What follows is a set of entries. Give them again exactly, without the pictures.
━━ Given information ━━
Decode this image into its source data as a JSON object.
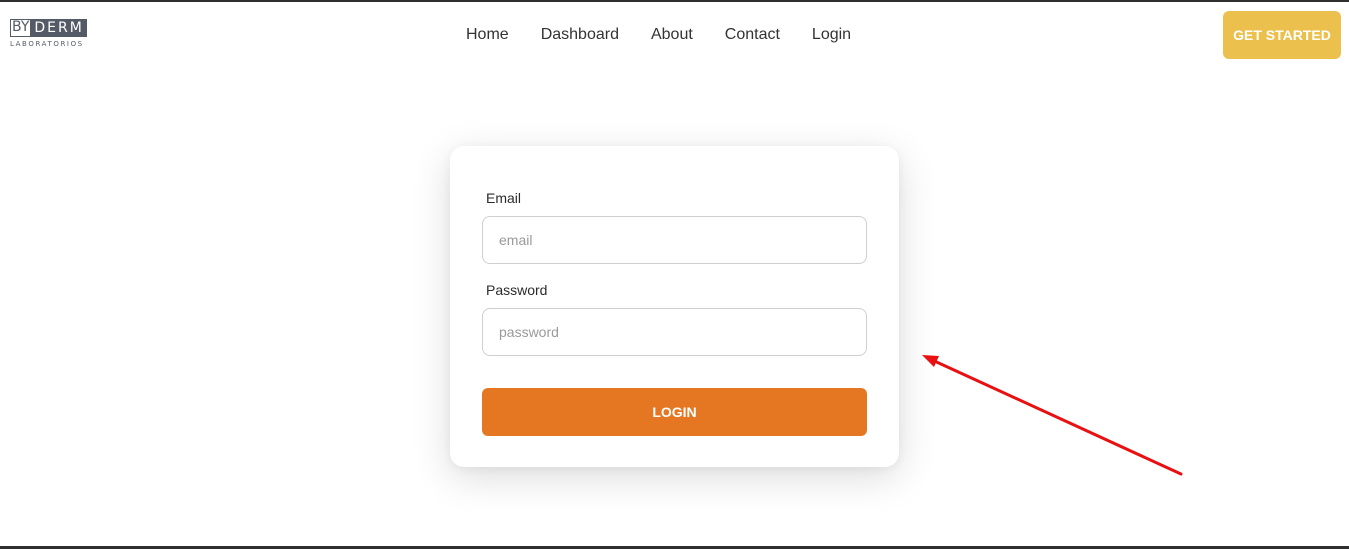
{
  "brand": {
    "logo_by": "BY",
    "logo_derm": "DERM",
    "logo_sub": "LABORATORIOS"
  },
  "nav": {
    "items": [
      {
        "label": "Home"
      },
      {
        "label": "Dashboard"
      },
      {
        "label": "About"
      },
      {
        "label": "Contact"
      },
      {
        "label": "Login"
      }
    ]
  },
  "header": {
    "cta_label": "GET STARTED"
  },
  "login_form": {
    "email_label": "Email",
    "email_placeholder": "email",
    "email_value": "",
    "password_label": "Password",
    "password_placeholder": "password",
    "password_value": "",
    "submit_label": "LOGIN"
  },
  "colors": {
    "accent_orange": "#e67722",
    "cta_yellow": "#ecc04c",
    "annotation_red": "#e81010"
  },
  "annotation": {
    "type": "arrow",
    "color": "red"
  }
}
━━━
## Correct response
Decode this image into its source data as a JSON object.
{
  "brand": {
    "logo_by": "BY",
    "logo_derm": "DERM",
    "logo_sub": "LABORATORIOS"
  },
  "nav": {
    "items": [
      {
        "label": "Home"
      },
      {
        "label": "Dashboard"
      },
      {
        "label": "About"
      },
      {
        "label": "Contact"
      },
      {
        "label": "Login"
      }
    ]
  },
  "header": {
    "cta_label": "GET STARTED"
  },
  "login_form": {
    "email_label": "Email",
    "email_placeholder": "email",
    "email_value": "",
    "password_label": "Password",
    "password_placeholder": "password",
    "password_value": "",
    "submit_label": "LOGIN"
  },
  "colors": {
    "accent_orange": "#e67722",
    "cta_yellow": "#ecc04c",
    "annotation_red": "#e81010"
  },
  "annotation": {
    "type": "arrow",
    "color": "red"
  }
}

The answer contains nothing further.